Give as a JSON list of strings the lines of the data below, one string per line, skipping blank lines. Begin at the first line of the data and stop after the line that contains "vpn-icon <box>10 265 24 281</box>".

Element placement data
+--
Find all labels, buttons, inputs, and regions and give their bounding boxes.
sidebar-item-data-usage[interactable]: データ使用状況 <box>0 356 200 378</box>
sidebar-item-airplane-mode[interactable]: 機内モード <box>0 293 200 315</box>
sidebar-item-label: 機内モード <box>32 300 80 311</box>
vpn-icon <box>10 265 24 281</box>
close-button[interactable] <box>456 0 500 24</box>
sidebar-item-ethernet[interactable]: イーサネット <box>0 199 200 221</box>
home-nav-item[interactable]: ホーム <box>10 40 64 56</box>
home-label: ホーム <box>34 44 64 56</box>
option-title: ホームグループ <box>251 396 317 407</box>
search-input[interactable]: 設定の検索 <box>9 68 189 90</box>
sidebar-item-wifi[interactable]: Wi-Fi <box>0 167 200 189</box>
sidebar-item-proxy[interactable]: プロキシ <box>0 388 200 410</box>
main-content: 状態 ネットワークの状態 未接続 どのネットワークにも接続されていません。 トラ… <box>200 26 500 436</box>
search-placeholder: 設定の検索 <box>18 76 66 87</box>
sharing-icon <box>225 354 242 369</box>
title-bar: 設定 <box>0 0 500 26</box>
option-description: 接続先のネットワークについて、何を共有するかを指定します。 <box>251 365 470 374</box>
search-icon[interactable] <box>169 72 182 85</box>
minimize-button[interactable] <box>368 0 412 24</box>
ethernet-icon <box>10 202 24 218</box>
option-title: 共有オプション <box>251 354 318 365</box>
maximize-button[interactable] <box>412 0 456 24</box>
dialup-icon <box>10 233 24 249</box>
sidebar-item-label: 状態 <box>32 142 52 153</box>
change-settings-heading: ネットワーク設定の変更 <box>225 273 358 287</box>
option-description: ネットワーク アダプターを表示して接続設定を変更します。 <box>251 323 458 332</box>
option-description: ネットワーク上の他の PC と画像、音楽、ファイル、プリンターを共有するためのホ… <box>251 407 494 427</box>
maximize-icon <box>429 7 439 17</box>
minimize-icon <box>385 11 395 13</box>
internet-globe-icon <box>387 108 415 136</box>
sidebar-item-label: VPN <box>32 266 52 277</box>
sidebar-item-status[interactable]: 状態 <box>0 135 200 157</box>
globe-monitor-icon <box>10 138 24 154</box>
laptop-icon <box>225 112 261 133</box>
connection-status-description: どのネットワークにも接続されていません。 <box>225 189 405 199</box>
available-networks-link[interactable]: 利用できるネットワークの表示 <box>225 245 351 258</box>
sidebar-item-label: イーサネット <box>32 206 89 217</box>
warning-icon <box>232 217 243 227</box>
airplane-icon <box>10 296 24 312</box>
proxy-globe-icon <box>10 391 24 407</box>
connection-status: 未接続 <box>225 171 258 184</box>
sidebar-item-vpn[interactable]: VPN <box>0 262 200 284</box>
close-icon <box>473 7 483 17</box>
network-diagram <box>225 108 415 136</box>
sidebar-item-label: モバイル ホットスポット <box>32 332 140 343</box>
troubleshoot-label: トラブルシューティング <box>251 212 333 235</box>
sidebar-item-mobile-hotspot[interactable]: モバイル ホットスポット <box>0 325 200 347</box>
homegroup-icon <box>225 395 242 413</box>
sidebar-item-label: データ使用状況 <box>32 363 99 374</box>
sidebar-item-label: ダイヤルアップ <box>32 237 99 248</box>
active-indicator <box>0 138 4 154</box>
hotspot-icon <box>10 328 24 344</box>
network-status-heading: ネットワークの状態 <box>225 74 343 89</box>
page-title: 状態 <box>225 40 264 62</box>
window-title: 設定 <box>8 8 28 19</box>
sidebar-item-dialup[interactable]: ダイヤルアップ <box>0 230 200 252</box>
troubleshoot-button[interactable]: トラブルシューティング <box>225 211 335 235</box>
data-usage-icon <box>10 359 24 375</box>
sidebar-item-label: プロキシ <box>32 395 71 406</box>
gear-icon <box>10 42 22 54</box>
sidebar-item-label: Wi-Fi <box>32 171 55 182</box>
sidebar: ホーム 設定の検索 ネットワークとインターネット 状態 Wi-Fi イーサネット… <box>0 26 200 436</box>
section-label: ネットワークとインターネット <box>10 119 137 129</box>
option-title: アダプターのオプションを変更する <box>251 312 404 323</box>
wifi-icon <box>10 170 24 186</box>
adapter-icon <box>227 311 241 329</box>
+--
Finished answer.
[
  "Find all labels, buttons, inputs, and regions and give their bounding boxes.",
  "sidebar-item-data-usage[interactable]: データ使用状況 <box>0 356 200 378</box>",
  "sidebar-item-airplane-mode[interactable]: 機内モード <box>0 293 200 315</box>",
  "sidebar-item-label: 機内モード <box>32 300 80 311</box>",
  "vpn-icon <box>10 265 24 281</box>"
]